* start PROVIDED ENTRIES *
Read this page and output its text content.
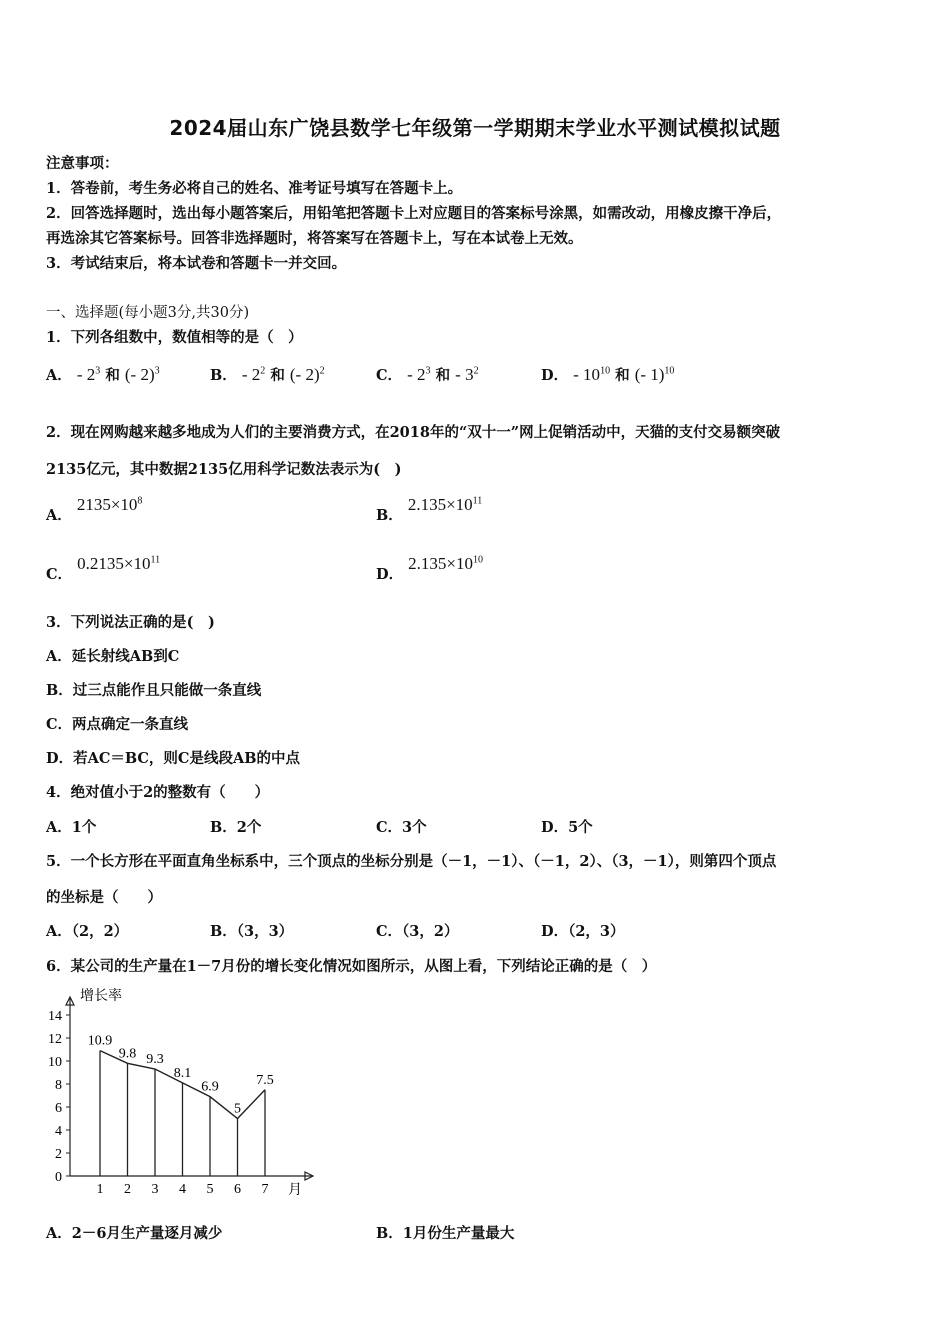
2024届山东广饶县数学七年级第一学期期末学业水平测试模拟试题
注意事项：
1．答卷前，考生务必将自己的姓名、准考证号填写在答题卡上。
2．回答选择题时，选出每小题答案后，用铅笔把答题卡上对应题目的答案标号涂黑，如需改动，用橡皮擦干净后，
再选涂其它答案标号。回答非选择题时，将答案写在答题卡上，写在本试卷上无效。
3．考试结束后，将本试卷和答题卡一并交回。
一、选择题(每小题3分,共30分)
1．下列各组数中，数值相等的是（　）
A． - $2^3$ 和 (- 2)$^3$	B． - $2^2$ 和 (- 2)$^2$	C． - $2^3$ 和 - $3^2$	D． - $10^{10}$ 和 (- 1)$^{10}$
2．现在网购越来越多地成为人们的主要消费方式，在2018年的“双十一”网上促销活动中，天猫的支付交易额突破
2135亿元，其中数据2135亿用科学记数法表示为(　)
A． $2135\times 10^8$
B． $2.135\times 10^{11}$
C． $0.2135\times 10^{11}$
D． $2.135\times 10^{10}$
3．下列说法正确的是(　)
A．延长射线AB到C
B．过三点能作且只能做一条直线
C．两点确定一条直线
D．若AC＝BC，则C是线段AB的中点
4．绝对值小于2的整数有（　　）
A．1个	B．2个	C．3个	D．5个
5．一个长方形在平面直角坐标系中，三个顶点的坐标分别是（－1，－1）、（－1，2）、（3，－1），则第四个顶点
的坐标是（　　）
A．（2，2）	B．（3，3）	C．（3，2）	D．（2，3）
6．某公司的生产量在1－7月份的增长变化情况如图所示，从图上看，下列结论正确的是（　）
0
2
4
6
8
10
12
14
1 2 3 4 5 6 7
10.9
9.8 9.3
8.1
6.9
5
7.5
增长率
月
A．2－6月生产量逐月减少	B．1月份生产量最大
* end PROVIDED ENTRIES *
▸ **STATED TASK**
Transcribe every record above exactly as written, leaving out any pictures.

▸ **THE RESPONSE**
Read this page and output its text content.
2024届山东广饶县数学七年级第一学期期末学业水平测试模拟试题
注意事项：
1．答卷前，考生务必将自己的姓名、准考证号填写在答题卡上。
2．回答选择题时，选出每小题答案后，用铅笔把答题卡上对应题目的答案标号涂黑，如需改动，用橡皮擦干净后，
再选涂其它答案标号。回答非选择题时，将答案写在答题卡上，写在本试卷上无效。
3．考试结束后，将本试卷和答题卡一并交回。
一、选择题(每小题3分,共30分)
1．下列各组数中，数值相等的是（　）
A． - $2^3$ 和 (- 2)$^3$	B． - $2^2$ 和 (- 2)$^2$	C． - $2^3$ 和 - $3^2$	D． - $10^{10}$ 和 (- 1)$^{10}$
2．现在网购越来越多地成为人们的主要消费方式，在2018年的“双十一”网上促销活动中，天猫的支付交易额突破
2135亿元，其中数据2135亿用科学记数法表示为(　)
A． $2135\times 10^8$
B． $2.135\times 10^{11}$
C． $0.2135\times 10^{11}$
D． $2.135\times 10^{10}$
3．下列说法正确的是(　)
A．延长射线AB到C
B．过三点能作且只能做一条直线
C．两点确定一条直线
D．若AC＝BC，则C是线段AB的中点
4．绝对值小于2的整数有（　　）
A．1个	B．2个	C．3个	D．5个
5．一个长方形在平面直角坐标系中，三个顶点的坐标分别是（－1，－1）、（－1，2）、（3，－1），则第四个顶点
的坐标是（　　）
A．（2，2）	B．（3，3）	C．（3，2）	D．（2，3）
6．某公司的生产量在1－7月份的增长变化情况如图所示，从图上看，下列结论正确的是（　）
0
2
4
6
8
10
12
14
1 2 3 4 5 6 7
10.9
9.8 9.3
8.1
6.9
5
7.5
增长率
月
A．2－6月生产量逐月减少	B．1月份生产量最大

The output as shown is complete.